YOUR OBJECTIVE: For each line in the data below that holds "JSON", return a copy.

RECORDS FOR PROCESSING:
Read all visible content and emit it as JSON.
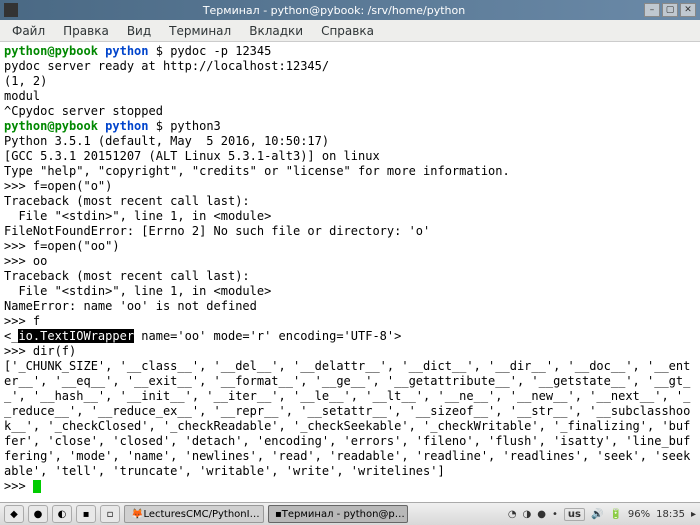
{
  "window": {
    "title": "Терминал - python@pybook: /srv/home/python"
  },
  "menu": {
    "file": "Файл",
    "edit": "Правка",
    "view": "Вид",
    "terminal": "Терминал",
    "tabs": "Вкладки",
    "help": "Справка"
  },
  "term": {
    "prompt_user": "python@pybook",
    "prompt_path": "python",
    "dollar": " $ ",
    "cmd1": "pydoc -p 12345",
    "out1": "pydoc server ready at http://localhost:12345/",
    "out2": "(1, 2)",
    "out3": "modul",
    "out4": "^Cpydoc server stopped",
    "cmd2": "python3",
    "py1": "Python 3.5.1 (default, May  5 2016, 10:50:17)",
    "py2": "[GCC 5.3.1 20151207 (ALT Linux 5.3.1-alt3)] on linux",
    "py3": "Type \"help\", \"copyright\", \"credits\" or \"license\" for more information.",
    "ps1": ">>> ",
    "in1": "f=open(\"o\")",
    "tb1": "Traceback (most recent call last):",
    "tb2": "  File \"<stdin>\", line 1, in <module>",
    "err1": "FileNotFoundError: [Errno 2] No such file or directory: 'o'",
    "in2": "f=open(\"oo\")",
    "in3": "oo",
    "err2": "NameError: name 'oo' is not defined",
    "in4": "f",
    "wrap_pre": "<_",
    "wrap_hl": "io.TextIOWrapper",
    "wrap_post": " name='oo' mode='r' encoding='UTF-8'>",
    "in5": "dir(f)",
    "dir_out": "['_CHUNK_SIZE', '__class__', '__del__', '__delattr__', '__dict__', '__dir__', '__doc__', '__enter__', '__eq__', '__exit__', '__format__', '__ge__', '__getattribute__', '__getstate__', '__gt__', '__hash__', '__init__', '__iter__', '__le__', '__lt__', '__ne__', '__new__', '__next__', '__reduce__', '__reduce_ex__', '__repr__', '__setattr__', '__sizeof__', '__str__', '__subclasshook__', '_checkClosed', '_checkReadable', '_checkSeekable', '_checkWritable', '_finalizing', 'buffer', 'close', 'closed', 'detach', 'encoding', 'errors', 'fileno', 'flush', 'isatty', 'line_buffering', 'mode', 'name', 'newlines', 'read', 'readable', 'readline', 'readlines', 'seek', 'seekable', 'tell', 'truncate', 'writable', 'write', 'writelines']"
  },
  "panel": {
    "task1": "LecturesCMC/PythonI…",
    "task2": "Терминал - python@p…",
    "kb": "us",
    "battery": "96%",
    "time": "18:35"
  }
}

* * *

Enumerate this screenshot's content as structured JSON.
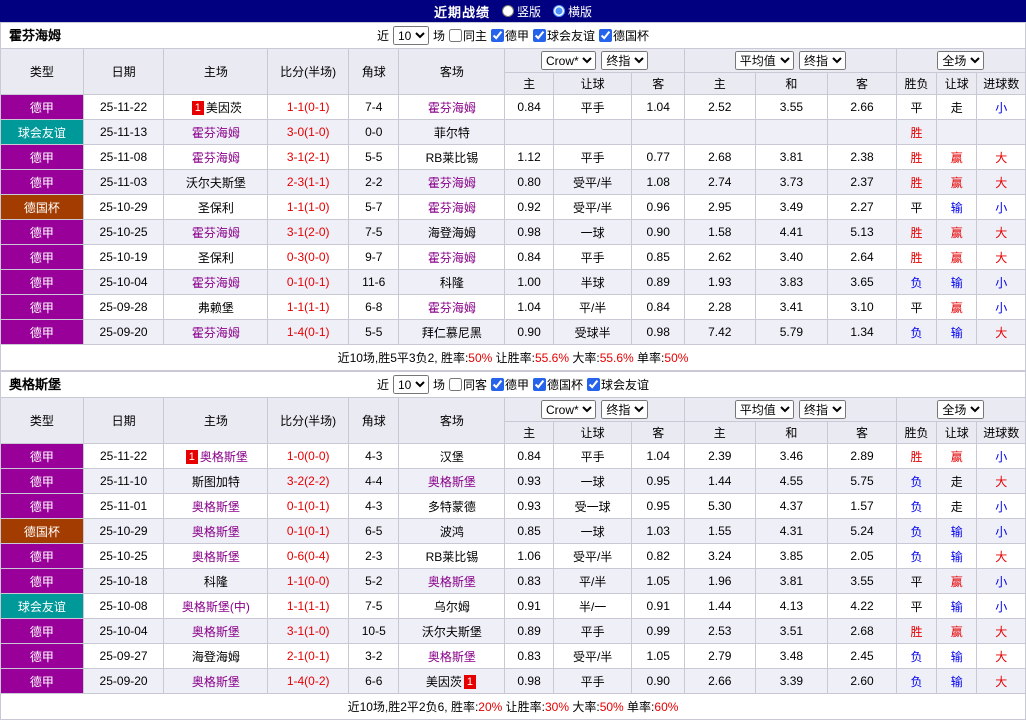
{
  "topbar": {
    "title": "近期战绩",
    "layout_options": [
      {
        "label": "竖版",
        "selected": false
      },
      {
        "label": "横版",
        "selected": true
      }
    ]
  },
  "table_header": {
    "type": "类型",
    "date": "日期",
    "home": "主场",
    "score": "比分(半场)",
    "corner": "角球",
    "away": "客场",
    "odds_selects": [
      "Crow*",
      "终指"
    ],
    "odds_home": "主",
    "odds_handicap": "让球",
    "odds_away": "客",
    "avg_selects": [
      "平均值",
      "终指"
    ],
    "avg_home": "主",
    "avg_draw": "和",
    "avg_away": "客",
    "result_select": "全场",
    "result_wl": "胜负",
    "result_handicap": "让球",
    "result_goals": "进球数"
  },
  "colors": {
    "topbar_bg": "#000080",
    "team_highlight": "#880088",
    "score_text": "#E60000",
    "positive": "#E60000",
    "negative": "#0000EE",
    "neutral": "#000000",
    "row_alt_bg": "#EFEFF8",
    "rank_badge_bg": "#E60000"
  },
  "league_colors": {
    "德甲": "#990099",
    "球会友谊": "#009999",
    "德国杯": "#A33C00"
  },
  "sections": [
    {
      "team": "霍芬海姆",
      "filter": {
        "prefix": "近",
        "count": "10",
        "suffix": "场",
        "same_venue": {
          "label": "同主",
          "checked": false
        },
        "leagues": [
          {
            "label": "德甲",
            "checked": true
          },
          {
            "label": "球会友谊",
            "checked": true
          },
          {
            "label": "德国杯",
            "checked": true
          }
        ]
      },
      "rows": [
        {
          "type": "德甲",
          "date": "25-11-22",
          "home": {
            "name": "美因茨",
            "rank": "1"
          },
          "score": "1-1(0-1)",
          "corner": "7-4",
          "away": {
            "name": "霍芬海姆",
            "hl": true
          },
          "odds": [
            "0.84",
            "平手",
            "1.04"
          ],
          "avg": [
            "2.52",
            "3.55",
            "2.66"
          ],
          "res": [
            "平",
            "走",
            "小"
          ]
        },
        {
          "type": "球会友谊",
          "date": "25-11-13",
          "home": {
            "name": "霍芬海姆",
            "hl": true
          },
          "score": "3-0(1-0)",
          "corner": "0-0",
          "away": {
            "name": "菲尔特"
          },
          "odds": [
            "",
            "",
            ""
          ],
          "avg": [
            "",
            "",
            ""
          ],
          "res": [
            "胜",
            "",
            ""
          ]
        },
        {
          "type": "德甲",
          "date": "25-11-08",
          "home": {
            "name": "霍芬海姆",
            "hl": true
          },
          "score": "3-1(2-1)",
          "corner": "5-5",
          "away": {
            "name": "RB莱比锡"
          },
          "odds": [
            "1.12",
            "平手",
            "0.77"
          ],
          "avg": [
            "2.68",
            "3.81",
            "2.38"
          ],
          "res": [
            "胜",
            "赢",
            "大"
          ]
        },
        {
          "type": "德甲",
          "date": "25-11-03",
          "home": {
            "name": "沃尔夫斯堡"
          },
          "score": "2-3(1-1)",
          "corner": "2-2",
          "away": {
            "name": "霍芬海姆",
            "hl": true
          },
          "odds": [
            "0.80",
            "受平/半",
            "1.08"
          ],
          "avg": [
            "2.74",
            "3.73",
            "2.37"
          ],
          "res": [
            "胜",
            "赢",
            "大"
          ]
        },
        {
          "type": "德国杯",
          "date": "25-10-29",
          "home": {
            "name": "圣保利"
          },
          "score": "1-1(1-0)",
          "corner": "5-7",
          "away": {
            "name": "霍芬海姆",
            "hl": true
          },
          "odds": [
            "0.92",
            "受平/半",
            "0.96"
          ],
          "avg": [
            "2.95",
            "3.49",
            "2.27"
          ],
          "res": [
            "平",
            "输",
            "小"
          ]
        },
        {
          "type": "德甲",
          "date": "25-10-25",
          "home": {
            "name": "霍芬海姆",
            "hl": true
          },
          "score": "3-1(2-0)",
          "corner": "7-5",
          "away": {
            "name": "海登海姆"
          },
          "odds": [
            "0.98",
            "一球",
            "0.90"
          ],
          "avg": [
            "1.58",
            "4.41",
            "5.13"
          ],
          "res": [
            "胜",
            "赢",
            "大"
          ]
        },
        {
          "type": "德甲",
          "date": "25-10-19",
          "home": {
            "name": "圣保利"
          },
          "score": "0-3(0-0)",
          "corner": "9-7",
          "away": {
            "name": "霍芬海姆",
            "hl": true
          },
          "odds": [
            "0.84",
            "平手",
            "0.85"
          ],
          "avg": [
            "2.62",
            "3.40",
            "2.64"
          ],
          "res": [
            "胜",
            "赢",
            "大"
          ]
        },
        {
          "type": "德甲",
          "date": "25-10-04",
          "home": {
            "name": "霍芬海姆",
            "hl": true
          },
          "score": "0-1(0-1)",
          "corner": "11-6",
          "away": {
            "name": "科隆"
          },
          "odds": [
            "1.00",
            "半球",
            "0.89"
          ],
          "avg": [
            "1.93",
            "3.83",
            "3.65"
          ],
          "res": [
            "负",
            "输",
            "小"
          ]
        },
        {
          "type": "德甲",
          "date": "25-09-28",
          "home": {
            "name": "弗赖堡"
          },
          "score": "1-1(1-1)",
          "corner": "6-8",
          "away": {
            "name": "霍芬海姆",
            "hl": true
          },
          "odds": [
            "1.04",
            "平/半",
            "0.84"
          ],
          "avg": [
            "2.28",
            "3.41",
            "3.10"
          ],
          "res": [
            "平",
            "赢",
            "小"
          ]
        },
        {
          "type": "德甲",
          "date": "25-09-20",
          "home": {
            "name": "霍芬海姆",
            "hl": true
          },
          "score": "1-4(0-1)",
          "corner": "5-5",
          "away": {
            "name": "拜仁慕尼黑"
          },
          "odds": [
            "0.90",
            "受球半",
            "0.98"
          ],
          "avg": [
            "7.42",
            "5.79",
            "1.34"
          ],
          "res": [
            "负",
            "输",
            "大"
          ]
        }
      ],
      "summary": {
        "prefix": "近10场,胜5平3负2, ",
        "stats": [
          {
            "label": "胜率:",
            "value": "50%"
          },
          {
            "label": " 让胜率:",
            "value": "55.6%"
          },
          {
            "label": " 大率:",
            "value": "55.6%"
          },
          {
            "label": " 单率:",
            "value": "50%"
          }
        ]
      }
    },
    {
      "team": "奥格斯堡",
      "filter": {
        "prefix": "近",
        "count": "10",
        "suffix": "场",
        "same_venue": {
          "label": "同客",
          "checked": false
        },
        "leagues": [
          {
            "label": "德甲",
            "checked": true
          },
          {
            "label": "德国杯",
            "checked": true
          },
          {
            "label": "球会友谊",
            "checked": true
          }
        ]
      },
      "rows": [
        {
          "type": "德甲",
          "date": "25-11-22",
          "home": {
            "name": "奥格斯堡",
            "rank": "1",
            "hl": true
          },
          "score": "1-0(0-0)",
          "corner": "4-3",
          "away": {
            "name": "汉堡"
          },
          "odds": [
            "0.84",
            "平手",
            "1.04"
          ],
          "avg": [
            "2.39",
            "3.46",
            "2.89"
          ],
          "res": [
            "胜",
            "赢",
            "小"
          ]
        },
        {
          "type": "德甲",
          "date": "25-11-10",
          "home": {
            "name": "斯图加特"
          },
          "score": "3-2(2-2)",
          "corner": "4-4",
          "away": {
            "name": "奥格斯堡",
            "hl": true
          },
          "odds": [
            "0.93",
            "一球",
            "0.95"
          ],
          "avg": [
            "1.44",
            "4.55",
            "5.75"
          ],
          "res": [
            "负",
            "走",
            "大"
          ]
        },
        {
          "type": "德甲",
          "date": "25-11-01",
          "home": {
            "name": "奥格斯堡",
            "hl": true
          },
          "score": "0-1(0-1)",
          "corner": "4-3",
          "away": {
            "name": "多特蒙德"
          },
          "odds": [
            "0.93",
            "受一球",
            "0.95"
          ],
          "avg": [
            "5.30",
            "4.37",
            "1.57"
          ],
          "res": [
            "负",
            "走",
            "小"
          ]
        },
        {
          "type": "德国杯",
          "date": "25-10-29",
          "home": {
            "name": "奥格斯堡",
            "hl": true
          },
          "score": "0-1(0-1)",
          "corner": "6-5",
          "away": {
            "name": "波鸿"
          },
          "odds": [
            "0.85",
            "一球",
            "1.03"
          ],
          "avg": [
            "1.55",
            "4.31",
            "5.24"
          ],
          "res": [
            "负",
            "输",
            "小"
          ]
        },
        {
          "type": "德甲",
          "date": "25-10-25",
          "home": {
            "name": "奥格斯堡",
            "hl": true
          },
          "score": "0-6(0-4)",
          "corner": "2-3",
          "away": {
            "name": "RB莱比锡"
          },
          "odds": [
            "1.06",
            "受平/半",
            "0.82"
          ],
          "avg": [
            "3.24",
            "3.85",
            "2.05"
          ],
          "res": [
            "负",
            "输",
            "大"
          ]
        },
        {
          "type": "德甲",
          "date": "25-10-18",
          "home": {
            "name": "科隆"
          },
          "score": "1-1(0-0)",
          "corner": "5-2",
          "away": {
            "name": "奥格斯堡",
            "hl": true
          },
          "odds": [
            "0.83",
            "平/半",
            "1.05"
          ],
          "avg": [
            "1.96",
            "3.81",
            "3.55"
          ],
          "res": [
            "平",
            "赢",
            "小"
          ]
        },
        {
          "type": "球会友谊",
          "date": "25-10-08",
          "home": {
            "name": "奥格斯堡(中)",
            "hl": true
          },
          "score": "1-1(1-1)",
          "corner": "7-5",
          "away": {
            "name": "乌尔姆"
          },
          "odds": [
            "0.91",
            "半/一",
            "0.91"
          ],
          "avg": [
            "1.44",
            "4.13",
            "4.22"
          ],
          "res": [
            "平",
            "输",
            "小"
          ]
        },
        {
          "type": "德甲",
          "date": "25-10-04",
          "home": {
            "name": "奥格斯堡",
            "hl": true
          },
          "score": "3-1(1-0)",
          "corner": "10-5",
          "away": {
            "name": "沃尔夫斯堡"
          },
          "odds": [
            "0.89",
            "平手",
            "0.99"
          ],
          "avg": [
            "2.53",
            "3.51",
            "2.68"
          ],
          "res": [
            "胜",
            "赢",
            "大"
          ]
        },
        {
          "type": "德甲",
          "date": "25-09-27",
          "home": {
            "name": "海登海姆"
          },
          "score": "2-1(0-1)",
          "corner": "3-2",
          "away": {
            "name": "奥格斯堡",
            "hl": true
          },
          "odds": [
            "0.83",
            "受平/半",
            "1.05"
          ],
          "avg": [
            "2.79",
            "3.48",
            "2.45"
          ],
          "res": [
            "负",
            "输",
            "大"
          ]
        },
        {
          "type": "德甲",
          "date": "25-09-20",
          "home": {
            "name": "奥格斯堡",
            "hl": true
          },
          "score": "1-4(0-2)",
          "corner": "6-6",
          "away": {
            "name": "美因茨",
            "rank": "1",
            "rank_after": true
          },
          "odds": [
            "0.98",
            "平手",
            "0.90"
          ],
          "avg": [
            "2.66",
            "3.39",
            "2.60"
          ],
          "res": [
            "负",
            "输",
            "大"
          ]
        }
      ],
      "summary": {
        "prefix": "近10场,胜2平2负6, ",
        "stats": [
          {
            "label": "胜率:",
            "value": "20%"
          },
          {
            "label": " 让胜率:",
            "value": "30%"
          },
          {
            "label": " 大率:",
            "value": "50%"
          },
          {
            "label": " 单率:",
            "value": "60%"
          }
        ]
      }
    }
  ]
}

IN RESPONSE:
Read all visible content and emit it as JSON.
Enumerate this screenshot's content as structured JSON.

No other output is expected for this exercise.